- [Exercise brief]: Put every line of the entries below into a JSON list of strings, one string per line, leaving out blank lines and the pictures.
___ Records for this exercise ___
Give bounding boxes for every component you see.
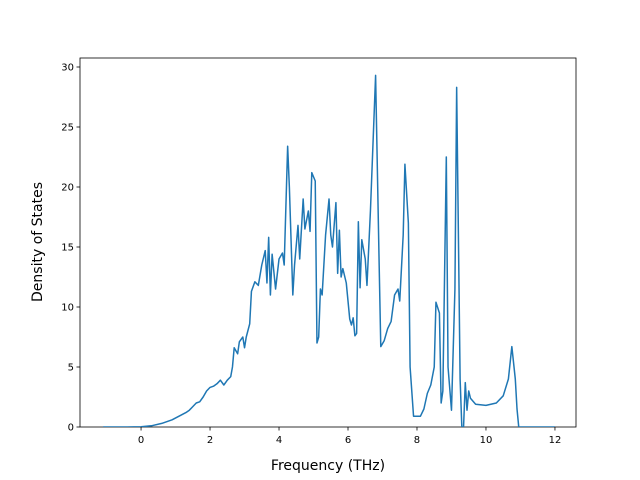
y-axis-label: Density of States <box>30 182 46 302</box>
x-tick-label: 0 <box>138 435 144 446</box>
x-tick-label: 12 <box>549 435 562 446</box>
y-tick-label: 25 <box>61 123 74 134</box>
x-tick-label: 6 <box>345 435 351 446</box>
y-tick-label: 15 <box>61 243 74 254</box>
x-axis-label: Frequency (THz) <box>271 458 385 474</box>
data-line <box>103 74 555 427</box>
y-tick-label: 30 <box>61 63 74 74</box>
x-tick-label: 8 <box>414 435 420 446</box>
y-tick-label: 5 <box>68 363 74 374</box>
y-tick-label: 20 <box>61 183 74 194</box>
y-tick-label: 10 <box>61 303 74 314</box>
x-tick-label: 10 <box>480 435 493 446</box>
axes-frame <box>79 57 577 428</box>
x-tick-label: 2 <box>207 435 213 446</box>
y-tick-label: 0 <box>68 423 74 434</box>
x-tick-label: 4 <box>276 435 282 446</box>
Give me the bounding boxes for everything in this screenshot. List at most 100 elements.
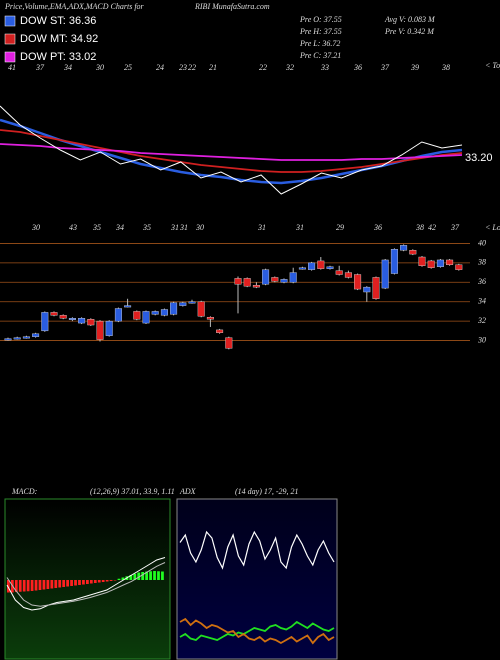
page-title: Price,Volume,EMA,ADX,MACD Charts for — [4, 2, 145, 11]
candle-body — [22, 336, 30, 339]
macd-bar — [153, 571, 156, 580]
candle-body — [179, 302, 187, 306]
adx-params: (14 day) 17, -29, 21 — [235, 487, 299, 496]
macd-line — [6, 557, 166, 611]
y-tick-label: 38 — [477, 258, 486, 267]
y-tick-label: 32 — [477, 316, 486, 325]
adx-panel — [176, 498, 338, 660]
candle-body — [446, 259, 454, 266]
candle-body — [50, 312, 58, 316]
candle-body — [105, 320, 113, 336]
candle-body — [188, 301, 196, 304]
macd-bar — [54, 580, 58, 588]
candle-body — [400, 245, 408, 251]
candle-body — [372, 277, 380, 299]
date-label: 30 — [31, 223, 40, 232]
candle-body — [271, 277, 279, 282]
candle-body — [151, 311, 159, 315]
candle-body — [160, 309, 168, 316]
macd-bar — [50, 580, 54, 589]
macd-bar — [161, 571, 164, 580]
candle-body — [234, 278, 242, 285]
macd-bar — [86, 580, 89, 584]
macd-bar — [62, 580, 66, 587]
macd-bar — [129, 575, 133, 580]
candle-body — [262, 269, 270, 285]
macd-bar — [7, 580, 10, 593]
date-label: 32 — [285, 63, 294, 72]
legend-label: DOW ST: 36.36 — [20, 15, 96, 27]
candle-body — [326, 266, 334, 269]
candle-body — [381, 259, 389, 289]
lows-label: < Lows — [485, 223, 500, 232]
date-label: 39 — [410, 63, 419, 72]
candle-body — [59, 315, 67, 319]
macd-bar — [105, 580, 109, 582]
macd-bar — [18, 580, 22, 592]
candle-body — [280, 279, 288, 283]
tops-label: < Tops — [485, 61, 500, 70]
macd-bar — [14, 580, 18, 592]
date-label: 42 — [428, 223, 436, 232]
candle-body — [409, 250, 417, 255]
date-label: 29 — [336, 223, 344, 232]
date-label: 41 — [8, 63, 16, 72]
adx-title: ADX — [179, 487, 197, 496]
date-label: 31 — [295, 223, 304, 232]
date-label: 25 — [124, 63, 132, 72]
stat: Pre H: 37.55 — [299, 27, 342, 36]
macd-bar — [34, 580, 38, 591]
date-label: 24 — [156, 63, 164, 72]
macd-bar — [149, 571, 152, 580]
macd-title: MACD: — [11, 487, 38, 496]
adx-line — [179, 617, 335, 645]
macd-bar — [74, 580, 77, 586]
date-label: 21 — [209, 63, 217, 72]
candle-body — [32, 333, 40, 337]
macd-bar — [97, 580, 101, 583]
candle-body — [4, 338, 12, 341]
macd-bar — [145, 571, 149, 580]
y-tick-label: 34 — [477, 297, 486, 306]
macd-bar — [89, 580, 93, 584]
macd-bar — [30, 580, 34, 591]
ema-line — [0, 129, 463, 173]
ema-line — [0, 143, 463, 161]
macd-bar — [22, 580, 26, 592]
candle-body — [308, 262, 316, 270]
candle-body — [298, 267, 306, 270]
macd-bar — [137, 572, 141, 580]
date-label: 36 — [373, 223, 382, 232]
macd-bar — [117, 578, 121, 580]
candle-body — [133, 311, 141, 320]
candle-body — [363, 286, 371, 293]
macd-bar — [93, 580, 97, 583]
candle-body — [13, 337, 21, 340]
date-label: 37 — [450, 223, 460, 232]
macd-bar — [157, 571, 160, 580]
candle-body — [225, 337, 233, 349]
date-label: 38 — [441, 63, 450, 72]
date-label: 34 — [63, 63, 72, 72]
date-label: 30 — [95, 63, 104, 72]
adx-line — [179, 620, 335, 641]
candle-body — [390, 249, 398, 274]
ema-line — [0, 118, 463, 185]
macd-bar — [38, 580, 42, 590]
macd-bar — [109, 580, 113, 581]
candle-body — [317, 260, 325, 269]
macd-bar — [58, 580, 62, 588]
stat: Pre V: 0.342 M — [384, 27, 435, 36]
legend-label: DOW PT: 33.02 — [20, 51, 96, 63]
candle-body — [96, 320, 104, 340]
candle-body — [427, 260, 435, 268]
legend-swatch — [4, 51, 16, 63]
macd-bar — [26, 580, 30, 592]
macd-bar — [101, 580, 105, 582]
y-tick-label: 30 — [477, 335, 486, 344]
stat: Avg V: 0.083 M — [384, 15, 436, 24]
candle-body — [124, 305, 132, 308]
date-label: 30 — [195, 223, 204, 232]
date-label: 37 — [380, 63, 390, 72]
___
- [Correct response]:
[
  "Give bounding boxes for every component you see.",
  "y-axis-label: Density of States <box>30 182 46 302</box>",
  "x-tick-label: 0 <box>138 435 144 446</box>",
  "x-tick-label: 12 <box>549 435 562 446</box>",
  "y-tick-label: 25 <box>61 123 74 134</box>",
  "x-tick-label: 6 <box>345 435 351 446</box>",
  "y-tick-label: 15 <box>61 243 74 254</box>",
  "x-axis-label: Frequency (THz) <box>271 458 385 474</box>",
  "data-line <box>103 74 555 427</box>",
  "y-tick-label: 30 <box>61 63 74 74</box>",
  "x-tick-label: 8 <box>414 435 420 446</box>",
  "y-tick-label: 5 <box>68 363 74 374</box>",
  "y-tick-label: 20 <box>61 183 74 194</box>",
  "y-tick-label: 10 <box>61 303 74 314</box>",
  "x-tick-label: 10 <box>480 435 493 446</box>",
  "axes-frame <box>79 57 577 428</box>",
  "x-tick-label: 2 <box>207 435 213 446</box>",
  "y-tick-label: 0 <box>68 423 74 434</box>",
  "x-tick-label: 4 <box>276 435 282 446</box>",
  "Give me the bounding boxes for everything in this screenshot. List at most 100 elements.",
  "page-title: Price,Volume,EMA,ADX,MACD Charts for — [4, 2, 145, 11]",
  "candle-body — [22, 336, 30, 339]",
  "macd-bar — [153, 571, 156, 580]",
  "candle-body — [179, 302, 187, 306]",
  "adx-params: (14 day) 17, -29, 21 — [235, 487, 299, 496]",
  "macd-line — [6, 557, 166, 611]",
  "y-tick-label: 38 — [477, 258, 486, 267]",
  "y-tick-label: 32 — [477, 316, 486, 325]",
  "adx-panel — [176, 498, 338, 660]",
  "candle-body — [446, 259, 454, 266]",
  "candle-body — [50, 312, 58, 316]",
  "candle-body — [105, 320, 113, 336]",
  "candle-body — [188, 301, 196, 304]",
  "macd-bar — [54, 580, 58, 588]",
  "candle-body — [400, 245, 408, 251]",
  "candle-body — [372, 277, 380, 299]",
  "date-label: 30 — [31, 223, 40, 232]",
  "candle-body — [271, 277, 279, 282]",
  "candle-body — [151, 311, 159, 315]",
  "candle-body — [160, 309, 168, 316]",
  "macd-bar — [50, 580, 54, 589]",
  "macd-bar — [161, 571, 164, 580]",
  "candle-body — [234, 278, 242, 285]",
  "macd-bar — [86, 580, 89, 584]",
  "macd-bar — [62, 580, 66, 587]",
  "macd-bar — [129, 575, 133, 580]",
  "candle-body — [262, 269, 270, 285]",
  "macd-bar — [7, 580, 10, 593]",
  "date-label: 32 — [285, 63, 294, 72]",
  "legend-label: DOW ST: 36.36 — [20, 15, 96, 27]",
  "candle-body — [326, 266, 334, 269]",
  "candle-body — [381, 259, 389, 289]",
  "lows-label: < Lows — [485, 223, 500, 232]",
  "date-label: 39 — [410, 63, 419, 72]",
  "candle-body — [59, 315, 67, 319]",
  "macd-bar — [105, 580, 109, 582]",
  "macd-bar — [18, 580, 22, 592]",
  "candle-body — [280, 279, 288, 283]",
  "tops-label: < Tops — [485, 61, 500, 70]",
  "macd-bar — [14, 580, 18, 592]",
  "date-label: 42 — [428, 223, 436, 232]",
  "candle-body — [409, 250, 417, 255]",
  "date-label: 29 — [336, 223, 344, 232]",
  "date-label: 41 — [8, 63, 16, 72]",
  "adx-title: ADX — [179, 487, 197, 496]",
  "date-label: 31 — [295, 223, 304, 232]",
  "date-label: 25 — [124, 63, 132, 72]",
  "stat: Pre H: 37.55 — [299, 27, 342, 36]",
  "macd-bar — [34, 580, 38, 591]",
  "date-label: 24 — [156, 63, 164, 72]",
  "macd-bar — [149, 571, 152, 580]",
  "macd-title: MACD: — [11, 487, 38, 496]",
  "adx-line — [179, 617, 335, 645]",
  "macd-bar — [74, 580, 77, 586]",
  "date-label: 21 — [209, 63, 217, 72]",
  "candle-body — [32, 333, 40, 337]",
  "macd-bar — [97, 580, 101, 583]",
  "candle-body — [4, 338, 12, 341]",
  "macd-bar — [145, 571, 149, 580]",
  "y-tick-label: 34 — [477, 297, 486, 306]",
  "macd-bar — [89, 580, 93, 584]",
  "macd-bar — [30, 580, 34, 591]",
  "ema-line — [0, 129, 463, 173]",
  "ema-line — [0, 143, 463, 161]",
  "macd-bar — [22, 580, 26, 592]",
  "candle-body — [308, 262, 316, 270]",
  "candle-body — [298, 267, 306, 270]",
  "macd-bar — [137, 572, 141, 580]",
  "date-label: 36 — [373, 223, 382, 232]",
  "macd-bar — [117, 578, 121, 580]",
  "candle-body — [133, 311, 141, 320]",
  "candle-body — [363, 286, 371, 293]",
  "macd-bar — [93, 580, 97, 583]",
  "candle-body — [13, 337, 21, 340]",
  "date-label: 37 — [450, 223, 460, 232]",
  "macd-bar — [157, 571, 160, 580]",
  "candle-body — [225, 337, 233, 349]",
  "date-label: 38 — [441, 63, 450, 72]",
  "date-label: 34 — [63, 63, 72, 72]",
  "date-label: 30 — [95, 63, 104, 72]",
  "adx-line — [179, 620, 335, 641]",
  "candle-body — [390, 249, 398, 274]",
  "ema-line — [0, 118, 463, 185]",
  "macd-bar — [38, 580, 42, 590]",
  "macd-bar — [109, 580, 113, 581]",
  "candle-body — [317, 260, 325, 269]",
  "macd-bar — [58, 580, 62, 588]",
  "stat: Pre V: 0.342 M — [384, 27, 435, 36]",
  "legend-label: DOW PT: 33.02 — [20, 51, 96, 63]",
  "candle-body — [96, 320, 104, 340]",
  "candle-body — [427, 260, 435, 268]",
  "legend-swatch — [4, 51, 16, 63]",
  "macd-bar — [26, 580, 30, 592]",
  "macd-bar — [101, 580, 105, 582]",
  "y-tick-label: 30 — [477, 335, 486, 344]",
  "stat: Avg V: 0.083 M — [384, 15, 436, 24]",
  "candle-body — [124, 305, 132, 308]",
  "date-label: 30 — [195, 223, 204, 232]",
  "date-label: 37 — [380, 63, 390, 72]"
]